Franchisor Stability Risks
Start HereDisclosure of Franchisor's Financial Instability
High Risk
Explanation
The FDD explicitly warns that the franchisor’s financial condition calls its ability to provide support into question. Financial statements in Exhibit D confirm Doner Haus Franchising, LLC (Doner Haus) was only formed in June 2024, has no revenue, and incurred a net loss. This extreme lack of financial history and reliance on owner contributions presents a significant risk that Doner Haus may be unable to fulfill its obligations to you.
Potential Mitigations
- An experienced franchise accountant must thoroughly review the financial statements and assess the franchisor's capitalization and burn rate.
- It's critical to discuss with your business advisor the franchisor's funding plans and ability to survive without new franchise fee revenue.
- Your attorney should ask the franchisor for their detailed business plan and proof of sufficient capitalization to support the system.
High Franchisee Turnover
Low Risk
Explanation
This risk was not identified as Item 20 shows Doner Haus has not had any franchised outlets operating, so there is no history of franchisee turnover. In general, high turnover rates can be a major red flag, potentially indicating systemic problems, franchisee dissatisfaction, or lack of profitability within a franchise system.
Potential Mitigations
- You should ask the franchisor about their franchisee support and retention strategies, a topic your business advisor can help you explore.
- It is wise for your attorney to review the default and termination clauses in the Franchise Agreement.
- Once franchisees exist, speaking with them will be a key part of future due diligence.
Rapid System Growth
Low Risk
Explanation
This risk was not identified, as Item 20 data shows the system is brand new and has no history of rapid growth. Generally, when a franchise system expands too quickly, a franchisor's support infrastructure can be strained, potentially leading to inadequate training, site selection assistance, and ongoing operational guidance for its franchisees.
Potential Mitigations
- Engaging a business advisor to question the franchisor about their controlled growth strategy and plans for scaling support is a prudent step.
- An accountant can help assess if their financial model supports sustainable growth.
- Your attorney should review the franchisor's stated obligations for support in the Franchise Agreement.
New/Unproven Franchise System
High Risk
Explanation
The franchisor is a startup, formed in June 2024 with no franchisees operating as of the FDD date. The FDD's "Special Risks" section explicitly highlights the "Short Operating History," stating this is a riskier investment than a system with a longer track record. As one of the first franchisees, you will be part of an unproven system.
Potential Mitigations
- A thorough investigation into the founders' industry and franchising experience is essential, which your business advisor can assist with.
- Seeking legal counsel to negotiate more franchisee-favorable terms to offset the heightened risk is advisable.
- An accountant should scrutinize the business model's viability and the franchisor's capitalization.
Possible Fad Business
Medium Risk
Explanation
The business operates in the competitive quick-service restaurant market. While doner kebab is an established food item, the long-term consumer demand for this specific brand and its approach is unproven. Investing in any new restaurant concept carries the risk that it may not achieve sustained market acceptance, potentially impacting your long-term viability after any initial novelty fades.

• _Tasks to carry out_:
1. Translate this sentence from the Doner Haus franchise risk assessment into Spanish: "As one of the first franchisees, you will be part of an unproven system."
2. According to the Doner Haus franchise risk assessment, which exhibit contains the financial statements?
3. Carry on the Doner Haus franchise risk assessment, starting right after its last sentence.

• _Supplied information_:
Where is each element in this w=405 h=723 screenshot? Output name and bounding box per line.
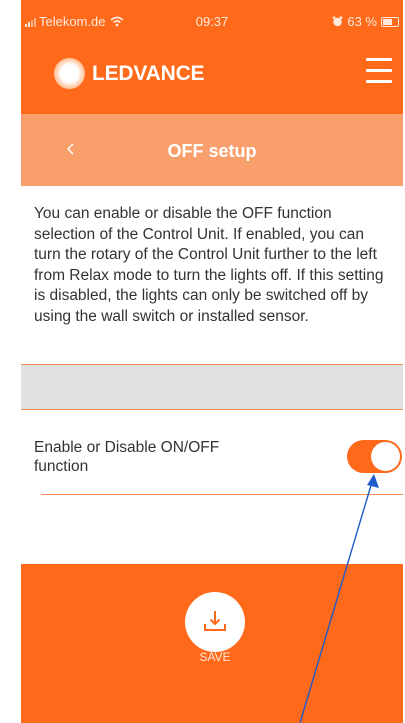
app-header: LEDVANCE [21, 36, 403, 114]
title-bar: OFF setup [21, 114, 403, 186]
logo-dot-icon [54, 58, 85, 89]
page-title: OFF setup [167, 141, 257, 161]
toggle-knob [371, 442, 400, 471]
section-separator [21, 365, 403, 409]
app-screen: Telekom.de 09:37 63 % LEDVANCE OFF setup… [21, 0, 403, 723]
ledvance-logo: LEDVANCE [54, 58, 205, 89]
footer-bar: SAVE [21, 564, 403, 723]
alarm-icon [332, 16, 343, 27]
save-button[interactable] [185, 592, 245, 652]
brand-name: LEDVANCE [92, 61, 205, 85]
description-text: You can enable or disable the OFF functi… [34, 205, 384, 325]
battery-icon [381, 16, 399, 27]
on-off-toggle[interactable] [347, 440, 402, 473]
row-divider [41, 494, 403, 495]
download-tray-icon [204, 611, 226, 631]
setting-label: Enable or Disable ON/OFF function [34, 439, 220, 475]
hamburger-menu-icon[interactable] [366, 58, 392, 83]
battery-percent: 63 % [347, 14, 377, 29]
status-right: 63 % [332, 14, 399, 29]
status-bar: Telekom.de 09:37 63 % [21, 0, 403, 36]
save-label: SAVE [199, 650, 231, 664]
divider-line [21, 409, 403, 410]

• _Expected responses_:
1. Como uno de los primeros franquiciados, usted formará parte de un sistema no probado.

2. Exhibit D.

3.
Potential Mitigations
- A business advisor can help you conduct independent market research to assess the long-term local demand for this specific concept.
- Understanding the franchisor's strategy for product innovation and brand evolution is crucial.
- An accountant can help you model financials based on conservative, long-term sales projections, not just initial hype.
Inexperienced Management
High Risk
Explanation
The executive team, particularly the CEO, appears to lack extensive prior experience in managing a franchise system or a multi-unit restaurant chain, as per Item 2. The COO's direct operational experience with the brand is also very recent. This management inexperience could translate into challenges in providing effective franchisee support, strategic guidance, and operational systems, increasing your risk as an early franchisee.
Potential Mitigations
- Your business advisor can help you probe the management team on their specific plans to overcome their lack of franchise system experience.
- You should speak with any affiliate employees or managers about the quality of operational leadership.
- Your attorney might ask if they have retained experienced franchise consultants to guide them.
Private Equity Ownership
Low Risk
Explanation
This risk was not identified, as FDD Item 1 does not indicate that the franchisor is owned by a private equity firm. When PE firms own a franchise, there can be a risk that short-term financial goals for investors may take priority over the long-term health of the brand and the profitability of individual franchisees.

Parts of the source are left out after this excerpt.